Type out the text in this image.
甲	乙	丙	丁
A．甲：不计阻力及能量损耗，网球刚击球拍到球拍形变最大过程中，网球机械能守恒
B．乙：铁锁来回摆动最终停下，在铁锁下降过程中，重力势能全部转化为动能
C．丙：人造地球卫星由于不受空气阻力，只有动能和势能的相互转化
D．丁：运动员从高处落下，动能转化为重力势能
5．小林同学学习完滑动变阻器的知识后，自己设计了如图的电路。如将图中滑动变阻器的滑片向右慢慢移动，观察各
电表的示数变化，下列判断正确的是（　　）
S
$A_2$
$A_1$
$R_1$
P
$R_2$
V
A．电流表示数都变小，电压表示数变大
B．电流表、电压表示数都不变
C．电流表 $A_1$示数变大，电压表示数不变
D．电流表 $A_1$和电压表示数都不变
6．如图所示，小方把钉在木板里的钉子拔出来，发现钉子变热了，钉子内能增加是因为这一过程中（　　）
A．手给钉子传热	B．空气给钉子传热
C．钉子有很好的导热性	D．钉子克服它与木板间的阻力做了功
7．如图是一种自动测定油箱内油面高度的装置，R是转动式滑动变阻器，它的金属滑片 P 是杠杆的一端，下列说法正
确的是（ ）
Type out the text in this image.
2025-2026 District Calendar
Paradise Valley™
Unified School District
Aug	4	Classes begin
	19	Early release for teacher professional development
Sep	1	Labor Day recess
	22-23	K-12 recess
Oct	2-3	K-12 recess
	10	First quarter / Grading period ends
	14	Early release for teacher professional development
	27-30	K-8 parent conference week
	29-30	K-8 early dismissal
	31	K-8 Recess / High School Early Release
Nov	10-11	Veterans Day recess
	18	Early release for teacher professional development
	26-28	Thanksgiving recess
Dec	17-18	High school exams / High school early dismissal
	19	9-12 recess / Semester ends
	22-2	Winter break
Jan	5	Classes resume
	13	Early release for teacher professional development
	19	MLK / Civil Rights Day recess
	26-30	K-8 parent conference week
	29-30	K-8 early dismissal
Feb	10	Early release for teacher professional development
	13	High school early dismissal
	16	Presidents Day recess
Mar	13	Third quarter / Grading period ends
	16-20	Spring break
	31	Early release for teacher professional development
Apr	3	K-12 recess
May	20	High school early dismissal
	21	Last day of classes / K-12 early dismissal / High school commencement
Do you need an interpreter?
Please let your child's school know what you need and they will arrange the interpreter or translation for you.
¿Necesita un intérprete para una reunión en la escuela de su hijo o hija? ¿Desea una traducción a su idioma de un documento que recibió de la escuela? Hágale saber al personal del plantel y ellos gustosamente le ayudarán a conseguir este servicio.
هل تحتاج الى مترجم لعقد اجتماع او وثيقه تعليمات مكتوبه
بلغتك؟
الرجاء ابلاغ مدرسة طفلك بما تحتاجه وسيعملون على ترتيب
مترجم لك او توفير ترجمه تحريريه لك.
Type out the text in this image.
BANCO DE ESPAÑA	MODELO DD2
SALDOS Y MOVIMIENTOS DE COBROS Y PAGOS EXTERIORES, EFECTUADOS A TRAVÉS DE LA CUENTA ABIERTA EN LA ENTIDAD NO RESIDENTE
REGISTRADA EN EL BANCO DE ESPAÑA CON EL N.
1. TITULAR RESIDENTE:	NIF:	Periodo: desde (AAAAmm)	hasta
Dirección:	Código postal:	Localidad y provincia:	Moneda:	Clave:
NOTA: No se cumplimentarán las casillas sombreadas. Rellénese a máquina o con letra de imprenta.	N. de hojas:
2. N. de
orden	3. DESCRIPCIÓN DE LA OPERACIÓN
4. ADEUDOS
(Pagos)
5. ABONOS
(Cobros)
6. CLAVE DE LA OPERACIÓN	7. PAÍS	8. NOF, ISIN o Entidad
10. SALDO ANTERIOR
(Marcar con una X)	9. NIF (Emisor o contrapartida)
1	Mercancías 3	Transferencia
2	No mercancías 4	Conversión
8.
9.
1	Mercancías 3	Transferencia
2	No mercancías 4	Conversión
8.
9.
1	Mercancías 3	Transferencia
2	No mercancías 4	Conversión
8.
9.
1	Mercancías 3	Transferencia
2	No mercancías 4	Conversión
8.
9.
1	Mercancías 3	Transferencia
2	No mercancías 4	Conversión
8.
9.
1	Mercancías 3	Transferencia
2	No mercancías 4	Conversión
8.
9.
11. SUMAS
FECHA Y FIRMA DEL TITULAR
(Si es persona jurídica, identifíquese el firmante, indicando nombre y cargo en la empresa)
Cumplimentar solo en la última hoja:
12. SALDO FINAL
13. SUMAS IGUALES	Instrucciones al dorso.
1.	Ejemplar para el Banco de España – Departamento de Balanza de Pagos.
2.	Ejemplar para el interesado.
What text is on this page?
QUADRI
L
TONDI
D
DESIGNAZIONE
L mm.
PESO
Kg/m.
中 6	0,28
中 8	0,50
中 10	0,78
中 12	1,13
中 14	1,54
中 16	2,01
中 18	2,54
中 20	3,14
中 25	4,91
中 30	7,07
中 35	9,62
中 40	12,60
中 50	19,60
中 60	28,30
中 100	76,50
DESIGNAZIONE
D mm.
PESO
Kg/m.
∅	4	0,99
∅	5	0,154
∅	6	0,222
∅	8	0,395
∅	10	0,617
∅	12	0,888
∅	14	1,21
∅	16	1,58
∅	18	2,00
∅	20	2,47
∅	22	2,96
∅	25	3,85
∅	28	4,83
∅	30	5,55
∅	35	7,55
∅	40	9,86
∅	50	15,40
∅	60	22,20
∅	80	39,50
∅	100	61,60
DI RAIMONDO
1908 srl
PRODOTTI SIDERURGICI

------------------------------

● What is expected:
Produce an exact repeat of the lines from the one containing "What text is on this page?" through the last line of the data, and nothing more.

● Written solution:
What text is on this page?
QUADRI
L
TONDI
D
DESIGNAZIONE
L mm.
PESO
Kg/m.
中 6	0,28
中 8	0,50
中 10	0,78
中 12	1,13
中 14	1,54
中 16	2,01
中 18	2,54
中 20	3,14
中 25	4,91
中 30	7,07
中 35	9,62
中 40	12,60
中 50	19,60
中 60	28,30
中 100	76,50
DESIGNAZIONE
D mm.
PESO
Kg/m.
∅	4	0,99
∅	5	0,154
∅	6	0,222
∅	8	0,395
∅	10	0,617
∅	12	0,888
∅	14	1,21
∅	16	1,58
∅	18	2,00
∅	20	2,47
∅	22	2,96
∅	25	3,85
∅	28	4,83
∅	30	5,55
∅	35	7,55
∅	40	9,86
∅	50	15,40
∅	60	22,20
∅	80	39,50
∅	100	61,60
DI RAIMONDO
1908 srl
PRODOTTI SIDERURGICI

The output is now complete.